**DIRECTIONS FOR THIS TASK:** Every record must be written out once more, with nothing added or omitted.
______
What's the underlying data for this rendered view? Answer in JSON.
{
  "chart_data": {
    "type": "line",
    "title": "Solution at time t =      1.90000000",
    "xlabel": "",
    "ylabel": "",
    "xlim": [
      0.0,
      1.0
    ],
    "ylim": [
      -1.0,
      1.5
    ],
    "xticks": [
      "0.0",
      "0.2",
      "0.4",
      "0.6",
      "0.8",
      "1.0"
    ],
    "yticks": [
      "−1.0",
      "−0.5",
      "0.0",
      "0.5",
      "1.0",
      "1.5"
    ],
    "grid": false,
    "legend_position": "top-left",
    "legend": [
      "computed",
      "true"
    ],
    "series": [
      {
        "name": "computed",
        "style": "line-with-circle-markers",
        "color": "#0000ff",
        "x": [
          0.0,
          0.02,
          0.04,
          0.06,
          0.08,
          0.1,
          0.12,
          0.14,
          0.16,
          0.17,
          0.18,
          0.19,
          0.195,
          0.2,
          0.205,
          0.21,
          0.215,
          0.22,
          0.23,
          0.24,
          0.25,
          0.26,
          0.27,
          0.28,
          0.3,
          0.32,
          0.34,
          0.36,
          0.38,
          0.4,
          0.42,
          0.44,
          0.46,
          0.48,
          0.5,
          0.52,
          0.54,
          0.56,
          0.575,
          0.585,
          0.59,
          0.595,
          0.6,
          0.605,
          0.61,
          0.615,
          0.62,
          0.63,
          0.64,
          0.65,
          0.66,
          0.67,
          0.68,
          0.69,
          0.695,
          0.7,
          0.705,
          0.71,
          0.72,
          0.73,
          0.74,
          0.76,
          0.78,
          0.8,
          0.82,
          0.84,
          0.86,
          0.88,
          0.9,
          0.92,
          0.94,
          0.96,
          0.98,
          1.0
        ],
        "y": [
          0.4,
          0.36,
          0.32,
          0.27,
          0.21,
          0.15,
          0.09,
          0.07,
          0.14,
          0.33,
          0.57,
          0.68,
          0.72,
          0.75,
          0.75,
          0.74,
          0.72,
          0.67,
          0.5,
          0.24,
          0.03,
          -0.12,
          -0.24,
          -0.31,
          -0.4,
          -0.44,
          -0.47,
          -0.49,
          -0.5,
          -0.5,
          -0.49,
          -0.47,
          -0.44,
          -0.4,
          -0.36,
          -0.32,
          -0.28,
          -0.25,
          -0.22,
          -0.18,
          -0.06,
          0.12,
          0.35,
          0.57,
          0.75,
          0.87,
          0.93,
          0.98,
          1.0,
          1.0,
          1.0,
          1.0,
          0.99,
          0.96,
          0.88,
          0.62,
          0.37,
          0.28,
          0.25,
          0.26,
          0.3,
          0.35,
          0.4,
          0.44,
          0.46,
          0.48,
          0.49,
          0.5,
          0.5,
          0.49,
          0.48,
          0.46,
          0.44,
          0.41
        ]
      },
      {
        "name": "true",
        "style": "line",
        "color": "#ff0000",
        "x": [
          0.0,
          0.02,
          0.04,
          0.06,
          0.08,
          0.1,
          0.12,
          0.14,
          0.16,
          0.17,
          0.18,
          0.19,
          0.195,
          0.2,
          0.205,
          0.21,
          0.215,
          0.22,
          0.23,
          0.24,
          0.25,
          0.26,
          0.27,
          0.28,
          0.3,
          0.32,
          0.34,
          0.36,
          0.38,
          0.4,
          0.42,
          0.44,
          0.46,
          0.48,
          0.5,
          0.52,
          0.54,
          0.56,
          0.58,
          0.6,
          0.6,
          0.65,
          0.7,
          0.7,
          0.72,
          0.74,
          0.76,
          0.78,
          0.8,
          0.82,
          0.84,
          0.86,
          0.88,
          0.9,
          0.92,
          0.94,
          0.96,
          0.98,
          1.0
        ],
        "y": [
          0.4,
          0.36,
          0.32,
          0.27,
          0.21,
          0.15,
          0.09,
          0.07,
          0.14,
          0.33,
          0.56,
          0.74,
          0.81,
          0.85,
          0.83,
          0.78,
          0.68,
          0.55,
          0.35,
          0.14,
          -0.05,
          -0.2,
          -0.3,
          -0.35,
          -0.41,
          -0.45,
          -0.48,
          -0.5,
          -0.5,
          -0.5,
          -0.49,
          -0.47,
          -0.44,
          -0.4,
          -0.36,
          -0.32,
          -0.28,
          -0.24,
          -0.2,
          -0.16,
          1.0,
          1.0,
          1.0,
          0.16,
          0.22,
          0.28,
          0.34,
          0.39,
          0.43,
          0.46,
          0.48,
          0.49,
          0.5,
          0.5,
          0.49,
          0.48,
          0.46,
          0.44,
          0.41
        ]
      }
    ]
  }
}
______
**REPLY TO THE TASK:**
What's the underlying data for this rendered view? Answer in JSON.
{
  "chart_data": {
    "type": "line",
    "title": "Solution at time t =      1.90000000",
    "xlabel": "",
    "ylabel": "",
    "xlim": [
      0.0,
      1.0
    ],
    "ylim": [
      -1.0,
      1.5
    ],
    "xticks": [
      "0.0",
      "0.2",
      "0.4",
      "0.6",
      "0.8",
      "1.0"
    ],
    "yticks": [
      "−1.0",
      "−0.5",
      "0.0",
      "0.5",
      "1.0",
      "1.5"
    ],
    "grid": false,
    "legend_position": "top-left",
    "legend": [
      "computed",
      "true"
    ],
    "series": [
      {
        "name": "computed",
        "style": "line-with-circle-markers",
        "color": "#0000ff",
        "x": [
          0.0,
          0.02,
          0.04,
          0.06,
          0.08,
          0.1,
          0.12,
          0.14,
          0.16,
          0.17,
          0.18,
          0.19,
          0.195,
          0.2,
          0.205,
          0.21,
          0.215,
          0.22,
          0.23,
          0.24,
          0.25,
          0.26,
          0.27,
          0.28,
          0.3,
          0.32,
          0.34,
          0.36,
          0.38,
          0.4,
          0.42,
          0.44,
          0.46,
          0.48,
          0.5,
          0.52,
          0.54,
          0.56,
          0.575,
          0.585,
          0.59,
          0.595,
          0.6,
          0.605,
          0.61,
          0.615,
          0.62,
          0.63,
          0.64,
          0.65,
          0.66,
          0.67,
          0.68,
          0.69,
          0.695,
          0.7,
          0.705,
          0.71,
          0.72,
          0.73,
          0.74,
          0.76,
          0.78,
          0.8,
          0.82,
          0.84,
          0.86,
          0.88,
          0.9,
          0.92,
          0.94,
          0.96,
          0.98,
          1.0
        ],
        "y": [
          0.4,
          0.36,
          0.32,
          0.27,
          0.21,
          0.15,
          0.09,
          0.07,
          0.14,
          0.33,
          0.57,
          0.68,
          0.72,
          0.75,
          0.75,
          0.74,
          0.72,
          0.67,
          0.5,
          0.24,
          0.03,
          -0.12,
          -0.24,
          -0.31,
          -0.4,
          -0.44,
          -0.47,
          -0.49,
          -0.5,
          -0.5,
          -0.49,
          -0.47,
          -0.44,
          -0.4,
          -0.36,
          -0.32,
          -0.28,
          -0.25,
          -0.22,
          -0.18,
          -0.06,
          0.12,
          0.35,
          0.57,
          0.75,
          0.87,
          0.93,
          0.98,
          1.0,
          1.0,
          1.0,
          1.0,
          0.99,
          0.96,
          0.88,
          0.62,
          0.37,
          0.28,
          0.25,
          0.26,
          0.3,
          0.35,
          0.4,
          0.44,
          0.46,
          0.48,
          0.49,
          0.5,
          0.5,
          0.49,
          0.48,
          0.46,
          0.44,
          0.41
        ]
      },
      {
        "name": "true",
        "style": "line",
        "color": "#ff0000",
        "x": [
          0.0,
          0.02,
          0.04,
          0.06,
          0.08,
          0.1,
          0.12,
          0.14,
          0.16,
          0.17,
          0.18,
          0.19,
          0.195,
          0.2,
          0.205,
          0.21,
          0.215,
          0.22,
          0.23,
          0.24,
          0.25,
          0.26,
          0.27,
          0.28,
          0.3,
          0.32,
          0.34,
          0.36,
          0.38,
          0.4,
          0.42,
          0.44,
          0.46,
          0.48,
          0.5,
          0.52,
          0.54,
          0.56,
          0.58,
          0.6,
          0.6,
          0.65,
          0.7,
          0.7,
          0.72,
          0.74,
          0.76,
          0.78,
          0.8,
          0.82,
          0.84,
          0.86,
          0.88,
          0.9,
          0.92,
          0.94,
          0.96,
          0.98,
          1.0
        ],
        "y": [
          0.4,
          0.36,
          0.32,
          0.27,
          0.21,
          0.15,
          0.09,
          0.07,
          0.14,
          0.33,
          0.56,
          0.74,
          0.81,
          0.85,
          0.83,
          0.78,
          0.68,
          0.55,
          0.35,
          0.14,
          -0.05,
          -0.2,
          -0.3,
          -0.35,
          -0.41,
          -0.45,
          -0.48,
          -0.5,
          -0.5,
          -0.5,
          -0.49,
          -0.47,
          -0.44,
          -0.4,
          -0.36,
          -0.32,
          -0.28,
          -0.24,
          -0.2,
          -0.16,
          1.0,
          1.0,
          1.0,
          0.16,
          0.22,
          0.28,
          0.34,
          0.39,
          0.43,
          0.46,
          0.48,
          0.49,
          0.5,
          0.5,
          0.49,
          0.48,
          0.46,
          0.44,
          0.41
        ]
      }
    ]
  }
}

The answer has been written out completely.